> _Exercise aim_:
Determine the number of lines that have the string "title" in them, and give only that number.
>>>>
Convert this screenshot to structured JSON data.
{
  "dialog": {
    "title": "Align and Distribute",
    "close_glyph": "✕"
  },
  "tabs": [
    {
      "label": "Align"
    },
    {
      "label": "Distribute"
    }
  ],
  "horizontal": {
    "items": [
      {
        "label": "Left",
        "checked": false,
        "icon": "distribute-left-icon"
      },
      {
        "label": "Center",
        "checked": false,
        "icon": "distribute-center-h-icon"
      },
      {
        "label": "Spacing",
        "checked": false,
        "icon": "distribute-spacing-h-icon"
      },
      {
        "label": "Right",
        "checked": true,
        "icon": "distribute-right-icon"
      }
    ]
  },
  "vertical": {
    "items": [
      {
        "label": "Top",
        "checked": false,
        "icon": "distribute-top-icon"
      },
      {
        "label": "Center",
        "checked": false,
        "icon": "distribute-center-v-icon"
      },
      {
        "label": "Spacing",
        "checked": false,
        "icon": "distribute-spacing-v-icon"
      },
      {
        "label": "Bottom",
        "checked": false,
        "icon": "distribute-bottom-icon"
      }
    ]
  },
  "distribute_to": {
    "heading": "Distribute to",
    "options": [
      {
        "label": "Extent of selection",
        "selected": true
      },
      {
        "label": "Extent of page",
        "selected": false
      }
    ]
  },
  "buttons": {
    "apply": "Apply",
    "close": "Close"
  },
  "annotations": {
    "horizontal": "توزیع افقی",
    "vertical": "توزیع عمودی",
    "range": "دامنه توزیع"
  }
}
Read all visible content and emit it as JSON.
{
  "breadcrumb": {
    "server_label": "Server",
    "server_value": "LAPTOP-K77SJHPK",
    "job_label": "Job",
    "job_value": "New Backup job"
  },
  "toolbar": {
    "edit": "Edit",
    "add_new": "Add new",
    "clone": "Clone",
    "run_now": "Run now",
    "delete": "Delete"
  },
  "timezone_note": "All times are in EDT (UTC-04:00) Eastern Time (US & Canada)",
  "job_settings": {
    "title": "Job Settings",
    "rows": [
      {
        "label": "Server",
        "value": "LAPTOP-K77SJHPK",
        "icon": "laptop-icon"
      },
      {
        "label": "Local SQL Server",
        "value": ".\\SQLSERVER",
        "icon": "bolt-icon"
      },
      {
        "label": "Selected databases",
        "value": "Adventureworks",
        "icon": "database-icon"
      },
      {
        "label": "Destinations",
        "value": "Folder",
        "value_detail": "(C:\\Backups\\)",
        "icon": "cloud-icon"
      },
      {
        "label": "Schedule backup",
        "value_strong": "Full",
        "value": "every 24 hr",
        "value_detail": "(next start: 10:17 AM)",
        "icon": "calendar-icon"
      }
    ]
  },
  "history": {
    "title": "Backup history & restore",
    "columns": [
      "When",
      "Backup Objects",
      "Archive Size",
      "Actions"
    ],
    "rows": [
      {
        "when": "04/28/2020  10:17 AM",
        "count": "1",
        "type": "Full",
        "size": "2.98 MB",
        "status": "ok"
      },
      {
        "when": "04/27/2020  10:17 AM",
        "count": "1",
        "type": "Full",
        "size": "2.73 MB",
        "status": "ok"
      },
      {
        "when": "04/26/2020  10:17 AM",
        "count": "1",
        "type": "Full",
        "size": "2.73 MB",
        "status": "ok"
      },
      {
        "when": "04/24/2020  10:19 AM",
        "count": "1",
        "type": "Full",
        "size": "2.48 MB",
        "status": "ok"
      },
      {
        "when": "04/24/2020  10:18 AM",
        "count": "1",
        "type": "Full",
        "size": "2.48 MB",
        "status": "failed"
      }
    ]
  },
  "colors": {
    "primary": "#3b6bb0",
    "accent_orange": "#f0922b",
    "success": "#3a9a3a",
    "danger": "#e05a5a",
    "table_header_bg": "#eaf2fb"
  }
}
<<<<
> _Output of the exercise_:
3